Exercise task: Find the number of lines below in which the word "knuckle" appears, and write that number only.

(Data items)
* Begin *
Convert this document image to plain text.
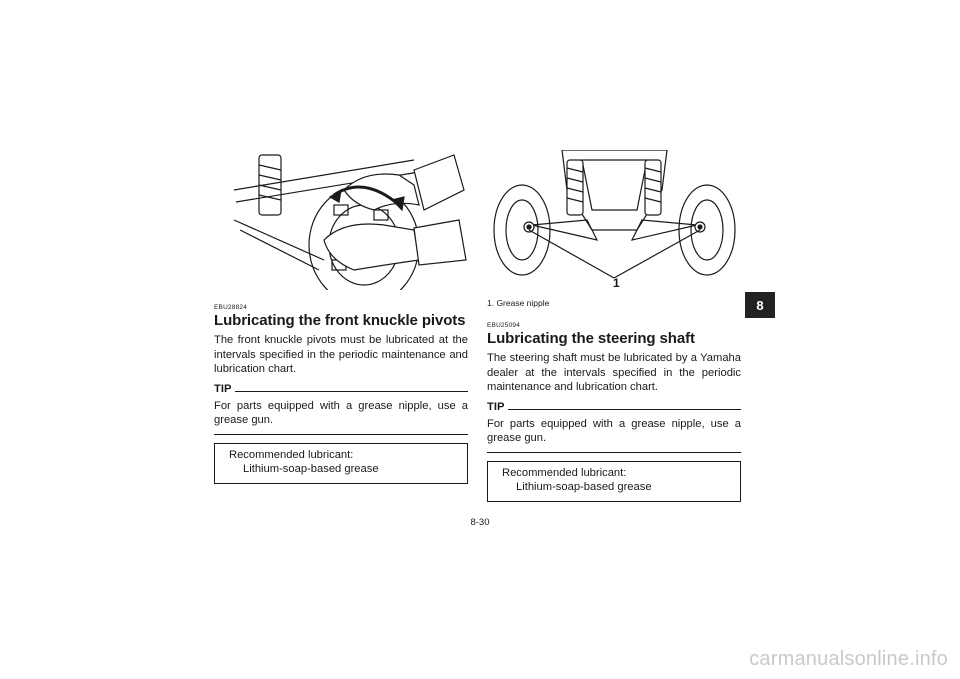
EBU28824
Lubricating the front knuckle pivots

The front knuckle pivots must be lubricated at the intervals specified in the periodic maintenance and lubrication chart.

TIP

For parts equipped with a grease nipple, use a grease gun.

Recommended lubricant:
Lithium-soap-based grease
1
1. Grease nipple
EBU25094
Lubricating the steering shaft

The steering shaft must be lubricated by a Yamaha dealer at the intervals specified in the periodic maintenance and lubrication chart.

TIP

For parts equipped with a grease nipple, use a grease gun.

Recommended lubricant:
Lithium-soap-based grease
8
8-30
carmanualsonline.info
* End *
Finished exercise: 2